- [TASK DETAILS]
Copy every entry word for word. Skip the pictures.

┏━━

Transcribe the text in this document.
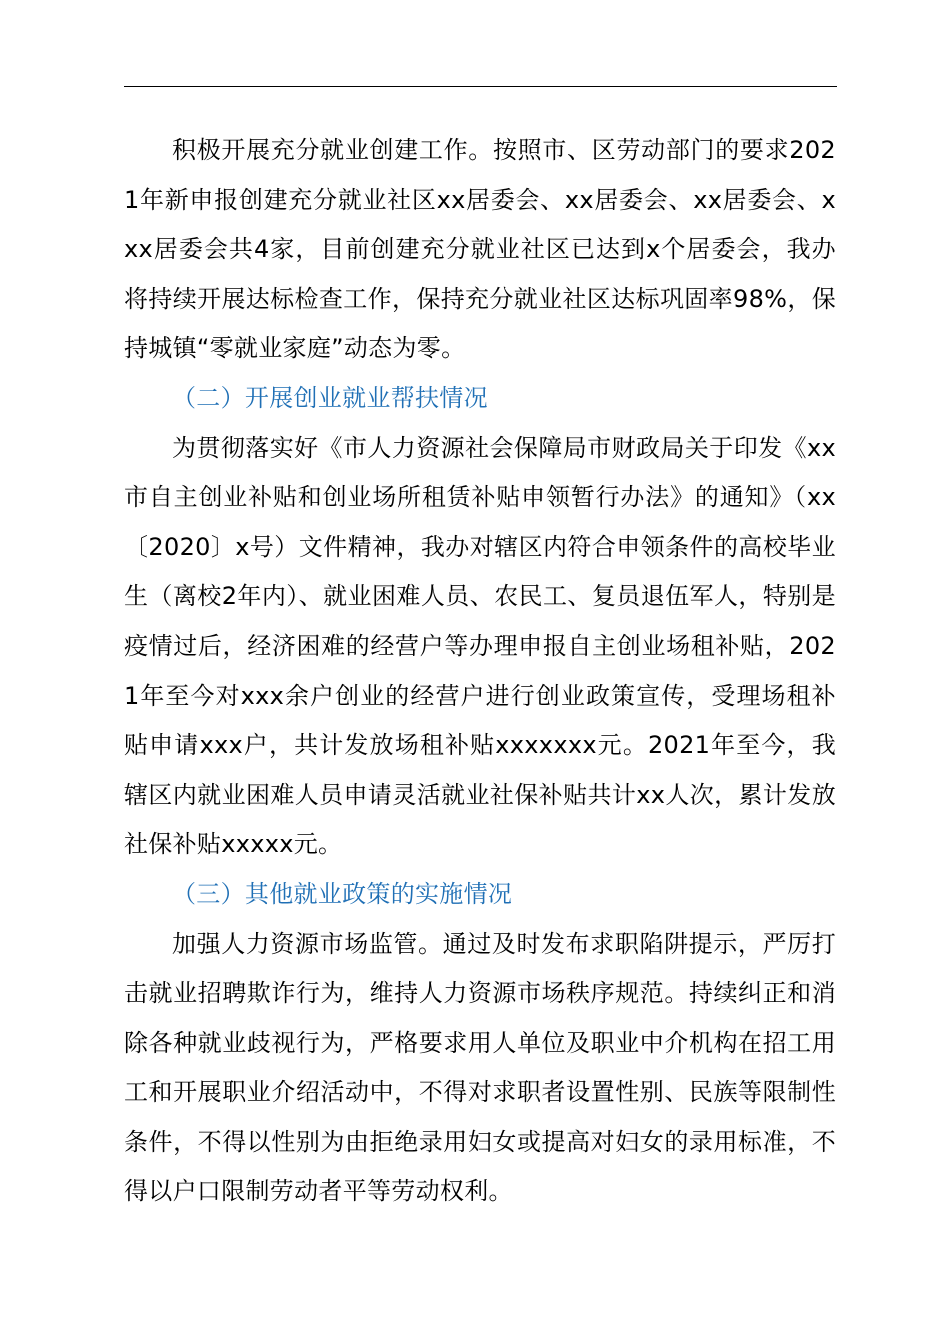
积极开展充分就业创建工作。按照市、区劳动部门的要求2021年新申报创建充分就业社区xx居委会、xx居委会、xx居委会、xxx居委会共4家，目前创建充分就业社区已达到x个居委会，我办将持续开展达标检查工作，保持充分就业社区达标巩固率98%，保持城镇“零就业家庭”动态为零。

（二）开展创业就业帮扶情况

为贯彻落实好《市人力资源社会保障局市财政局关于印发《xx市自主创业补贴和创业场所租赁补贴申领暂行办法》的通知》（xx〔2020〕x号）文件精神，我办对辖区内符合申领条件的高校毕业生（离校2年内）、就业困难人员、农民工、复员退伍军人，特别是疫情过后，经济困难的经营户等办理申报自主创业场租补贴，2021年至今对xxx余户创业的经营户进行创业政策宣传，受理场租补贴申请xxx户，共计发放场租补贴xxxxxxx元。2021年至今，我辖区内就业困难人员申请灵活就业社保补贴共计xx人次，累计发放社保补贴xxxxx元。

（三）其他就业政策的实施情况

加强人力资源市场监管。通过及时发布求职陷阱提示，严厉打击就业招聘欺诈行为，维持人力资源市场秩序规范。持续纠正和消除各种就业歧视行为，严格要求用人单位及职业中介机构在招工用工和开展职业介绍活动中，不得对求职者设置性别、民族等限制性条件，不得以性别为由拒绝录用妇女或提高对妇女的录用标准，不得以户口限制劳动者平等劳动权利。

┗━━

- [EXERCISE SOLUTION]
Transcribe the text in this document.
积极开展充分就业创建工作。按照市、区劳动部门的要求2021年新申报创建充分就业社区xx居委会、xx居委会、xx居委会、xxx居委会共4家，目前创建充分就业社区已达到x个居委会，我办将持续开展达标检查工作，保持充分就业社区达标巩固率98%，保持城镇“零就业家庭”动态为零。

（二）开展创业就业帮扶情况

为贯彻落实好《市人力资源社会保障局市财政局关于印发《xx市自主创业补贴和创业场所租赁补贴申领暂行办法》的通知》（xx〔2020〕x号）文件精神，我办对辖区内符合申领条件的高校毕业生（离校2年内）、就业困难人员、农民工、复员退伍军人，特别是疫情过后，经济困难的经营户等办理申报自主创业场租补贴，2021年至今对xxx余户创业的经营户进行创业政策宣传，受理场租补贴申请xxx户，共计发放场租补贴xxxxxxx元。2021年至今，我辖区内就业困难人员申请灵活就业社保补贴共计xx人次，累计发放社保补贴xxxxx元。

（三）其他就业政策的实施情况

加强人力资源市场监管。通过及时发布求职陷阱提示，严厉打击就业招聘欺诈行为，维持人力资源市场秩序规范。持续纠正和消除各种就业歧视行为，严格要求用人单位及职业中介机构在招工用工和开展职业介绍活动中，不得对求职者设置性别、民族等限制性条件，不得以性别为由拒绝录用妇女或提高对妇女的录用标准，不得以户口限制劳动者平等劳动权利。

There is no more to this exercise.